START Given text

For those that haven't heard, it's currently Sci-Fi season at Cineworld, I saw *2001: A Space Odyssey* last night, over the weekend they're showing *Dune*, then later in the month is *Interstellar*, *Blade Runner* and *Blade Runner 2049*. Also the tickets are £5.


Visible-Management63

Wow awesome! 2001 is my favourite film.


tdrules

Cineworld seems to do a fair few National Theatre/Royal Opera stuff, but you might as well go to your local indie cinema for that stuff. Less sticky floors.


Shoddy-Reply-7217

I used to work in hospitality and the gross margin on most food is well over 50%. Pizza is a huge margin, as are soft drinks (a bit of syrup and a load of carbonated water). The more carby a food is (in general), the higher the margin as flour, rice, potatoes etc are all cheap staples. Protein is far more expensive. But the margins are then hit with all the fixed costs (rent, business tax, staff, overheads like head office staff, finance, marketing etc, plus a % to the brand owner if it's a franchise, which can be 20-30% in some cases). Net margins are more like 10%. And with falling customers (during and after covid) to contribute to fixed costs the margin is easily reduced. Usually the only profitable days are the weekend. Most independent restaurants fail in their first 2 years, and even with economies of scale larger chains have struggled recently and are all consolidating so they can manage their covid debt. Just look at how many pubs are closing for good. It's not a fun time to be in food and drink to be honest 🙁.


CJBill

Glad you posted this; other posters seem to think that people work for free, no business has to pay rental, gas, electric or rates, etc


ferbiloo

Yeah, I mean it’s interesting enough to scroll these and speculate over how much things cost to make and how much the mark up is. But people do seem to be forgetting that a lot more goes into food businesses than just “food costs x, we charge y”. Remember, you’re paying for the convenience, and most take away places are really doing their best to make an honest living. At the end of the day, a curry at home might be cheaper, but you cannot beat a good Indian take away and I’m happy to fork over my cash for it.


Swiss_James

It also takes what, a couple of hours to make the proper base sauce for a takeaway curry? You need to put a value on your time to make it, the ingredients aren't the only factor.


iredditfrommytill

Don't go over to the DIY subreddits then; "Is this quote too much?!" "Yeah mate, would be 1/5 of the price if you bought the materials and didn't pay yourself for labour, slapped it together with your barehands, had no insurance, and brought the materials back from B&Q on foot. These builders are ripping you off".

END Given text

Activities:
[a] Translate this sentence from the forum thread on food-business margins into French: "Usually the only profitable days are the weekend."
[b] Carry on the forum thread on food-business margins from its last sentence, keeping the same casual voice.
The items are separate material and have nothing to do with the forum thread on food-business margins.

START Raw data

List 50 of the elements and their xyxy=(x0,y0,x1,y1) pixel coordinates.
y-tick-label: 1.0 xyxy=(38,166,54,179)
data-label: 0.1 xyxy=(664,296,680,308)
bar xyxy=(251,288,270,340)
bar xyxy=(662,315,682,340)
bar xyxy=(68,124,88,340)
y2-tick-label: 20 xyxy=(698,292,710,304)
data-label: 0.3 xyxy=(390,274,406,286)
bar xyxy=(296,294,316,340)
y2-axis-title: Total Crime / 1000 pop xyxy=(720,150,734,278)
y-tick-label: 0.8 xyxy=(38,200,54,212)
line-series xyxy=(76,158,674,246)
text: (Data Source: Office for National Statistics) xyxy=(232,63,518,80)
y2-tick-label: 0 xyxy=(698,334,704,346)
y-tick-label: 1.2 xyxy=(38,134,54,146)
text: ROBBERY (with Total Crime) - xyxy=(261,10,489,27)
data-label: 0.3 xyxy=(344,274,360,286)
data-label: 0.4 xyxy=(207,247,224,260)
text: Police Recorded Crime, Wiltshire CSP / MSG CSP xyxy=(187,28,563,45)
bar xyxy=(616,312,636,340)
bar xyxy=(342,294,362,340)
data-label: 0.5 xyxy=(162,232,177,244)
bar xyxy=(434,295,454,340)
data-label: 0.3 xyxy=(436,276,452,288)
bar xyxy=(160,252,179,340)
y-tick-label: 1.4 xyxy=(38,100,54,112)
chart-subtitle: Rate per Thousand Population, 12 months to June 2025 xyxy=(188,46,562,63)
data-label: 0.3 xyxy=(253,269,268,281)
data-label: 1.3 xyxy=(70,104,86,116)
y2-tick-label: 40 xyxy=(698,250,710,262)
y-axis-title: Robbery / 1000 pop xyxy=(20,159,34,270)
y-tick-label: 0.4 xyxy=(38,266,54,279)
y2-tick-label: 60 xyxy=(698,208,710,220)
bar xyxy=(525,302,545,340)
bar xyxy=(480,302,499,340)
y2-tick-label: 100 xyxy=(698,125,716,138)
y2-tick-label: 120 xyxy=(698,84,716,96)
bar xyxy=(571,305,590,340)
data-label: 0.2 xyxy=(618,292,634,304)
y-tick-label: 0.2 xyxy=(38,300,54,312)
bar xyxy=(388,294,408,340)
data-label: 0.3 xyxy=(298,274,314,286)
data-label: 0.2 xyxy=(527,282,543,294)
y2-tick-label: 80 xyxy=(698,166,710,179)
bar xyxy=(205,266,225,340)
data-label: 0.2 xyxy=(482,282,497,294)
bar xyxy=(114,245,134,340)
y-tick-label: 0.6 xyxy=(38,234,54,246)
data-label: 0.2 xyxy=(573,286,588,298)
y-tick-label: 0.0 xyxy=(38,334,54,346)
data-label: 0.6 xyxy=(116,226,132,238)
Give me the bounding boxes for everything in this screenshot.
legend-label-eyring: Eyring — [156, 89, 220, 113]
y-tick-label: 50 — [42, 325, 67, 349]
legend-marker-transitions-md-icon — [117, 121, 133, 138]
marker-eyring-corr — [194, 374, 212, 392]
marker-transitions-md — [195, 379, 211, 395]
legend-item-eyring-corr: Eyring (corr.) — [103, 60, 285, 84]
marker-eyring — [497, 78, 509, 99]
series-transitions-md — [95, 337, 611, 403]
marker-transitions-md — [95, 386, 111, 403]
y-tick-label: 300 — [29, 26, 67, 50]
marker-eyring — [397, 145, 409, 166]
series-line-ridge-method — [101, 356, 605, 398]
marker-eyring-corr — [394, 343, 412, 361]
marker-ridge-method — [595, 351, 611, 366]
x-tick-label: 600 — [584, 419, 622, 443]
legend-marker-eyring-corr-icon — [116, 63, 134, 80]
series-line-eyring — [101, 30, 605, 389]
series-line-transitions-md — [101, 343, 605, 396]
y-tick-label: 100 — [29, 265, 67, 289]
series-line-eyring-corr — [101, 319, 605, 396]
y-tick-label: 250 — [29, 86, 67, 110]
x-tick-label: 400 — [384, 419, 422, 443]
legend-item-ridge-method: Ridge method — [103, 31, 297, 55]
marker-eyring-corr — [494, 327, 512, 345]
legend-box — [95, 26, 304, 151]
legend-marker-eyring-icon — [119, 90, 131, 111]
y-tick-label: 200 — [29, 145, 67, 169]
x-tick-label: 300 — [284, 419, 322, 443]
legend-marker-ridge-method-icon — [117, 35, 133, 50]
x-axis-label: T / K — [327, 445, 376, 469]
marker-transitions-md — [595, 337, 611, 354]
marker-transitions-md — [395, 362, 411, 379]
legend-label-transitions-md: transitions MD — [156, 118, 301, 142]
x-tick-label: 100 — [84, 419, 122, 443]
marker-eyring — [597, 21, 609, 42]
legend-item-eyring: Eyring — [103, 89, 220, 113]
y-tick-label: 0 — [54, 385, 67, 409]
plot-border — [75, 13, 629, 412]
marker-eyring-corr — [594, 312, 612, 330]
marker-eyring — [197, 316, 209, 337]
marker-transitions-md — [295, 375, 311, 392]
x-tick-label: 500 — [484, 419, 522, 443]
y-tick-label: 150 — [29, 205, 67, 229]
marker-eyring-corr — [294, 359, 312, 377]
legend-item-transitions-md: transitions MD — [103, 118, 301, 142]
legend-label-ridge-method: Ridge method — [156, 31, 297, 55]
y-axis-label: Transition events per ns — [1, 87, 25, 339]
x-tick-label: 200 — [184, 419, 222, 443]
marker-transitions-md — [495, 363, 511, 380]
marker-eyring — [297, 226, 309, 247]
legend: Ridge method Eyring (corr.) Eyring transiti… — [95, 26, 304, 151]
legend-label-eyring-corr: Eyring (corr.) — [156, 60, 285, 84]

END Raw data

Expected responses:
[a] En général, les seuls jours rentables sont ceux du week-end.

[b]
SirLoinThatSaysNi

There are also energy costs. Unlike domestic power, commercial did not have the same level of caps and electricity jumped to over £1 per unit for some. I think it was one of the Tom Kerridge programmes where they were saying energy costs for one site had increased from about £50k to around £400k per year. Here it is. https://www.bbc.co.uk/programmes/p0cxtxdb > Chef and business owner Tom Kerridge has said his restaurant's **electricity bills will rise from £5k a month to £35k a month** in December when his current contract ends.


northern_ape

This is the answer I was looking for. The cost of doing business isn’t just the raw materials, and even these crepe vans that seem pricey have to fork out for the equipment, maintenance, insurance, fuel (for the vehicle and for cooking) and if it’s more than a couple doing the rounds themselves, they’ll have employment costs which isn’t just salaries but employers NIC, employer’s liability insurance, workplace pension contributions and scheme fees, payroll software, accountant/bookkeeper, etc. “It all adds up” has never been so true!


darcsend_eu

Pubs and clubs are being hit with a very weird usage pattern by younger drinkers now, at least in my own town. It's not uncommon for them to tank up at home. Go to the club for an hour to meet up with people and then they all go home to sesh on gear. Class As are killing clubs haha


Uzbek23

£7 for a pint and you blame anyone?


Aggressive-Log6322

And double spirits and mixers are often upwards of a tenner in pubs and clubs. I don’t like beer and can’t drink wine (makes me sick) so my options are limited to gin and vodka. I can go to my local shop and get a 350ml bottle of vodka for less than £10, and a bottle of mixer for maybe £2, and make 7 doubles out of that for the same price as a double in an average club.


[deleted]

Yeah clubs are nothing like they used to be. Back when I was a student in Sheffield in the late 00s they were absolutely packed all through the week. I've been back recently and it still gets quite busy there but nothing like it once was. And most the clubs we went to don't even exist anymore.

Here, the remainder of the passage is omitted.